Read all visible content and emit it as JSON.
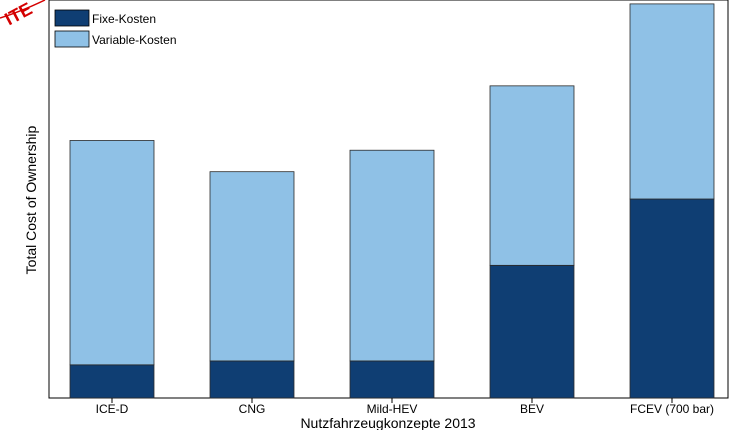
{
  "stamp": {
    "text": "ITE",
    "color": "#d40000"
  },
  "chart_data": {
    "type": "bar",
    "stacked": true,
    "categories": [
      "ICE-D",
      "CNG",
      "Mild-HEV",
      "BEV",
      "FCEV (700 bar)"
    ],
    "series": [
      {
        "name": "Fixe-Kosten",
        "color": "#0f3e73",
        "values": [
          8.5,
          9.5,
          9.5,
          34,
          51
        ]
      },
      {
        "name": "Variable-Kosten",
        "color": "#8fc1e6",
        "values": [
          57.5,
          48.5,
          54,
          46,
          50
        ]
      }
    ],
    "title": "",
    "xlabel": "Nutzfahrzeugkonzepte 2013",
    "ylabel": "Total Cost of Ownership",
    "ylim": [
      0,
      102
    ],
    "grid": false,
    "legend": {
      "position": "top-left"
    }
  }
}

********

TASK STATEMENT
State the number of lines in the data that include the string "Kosten", and add nothing else.

WRITTEN ANSWER
2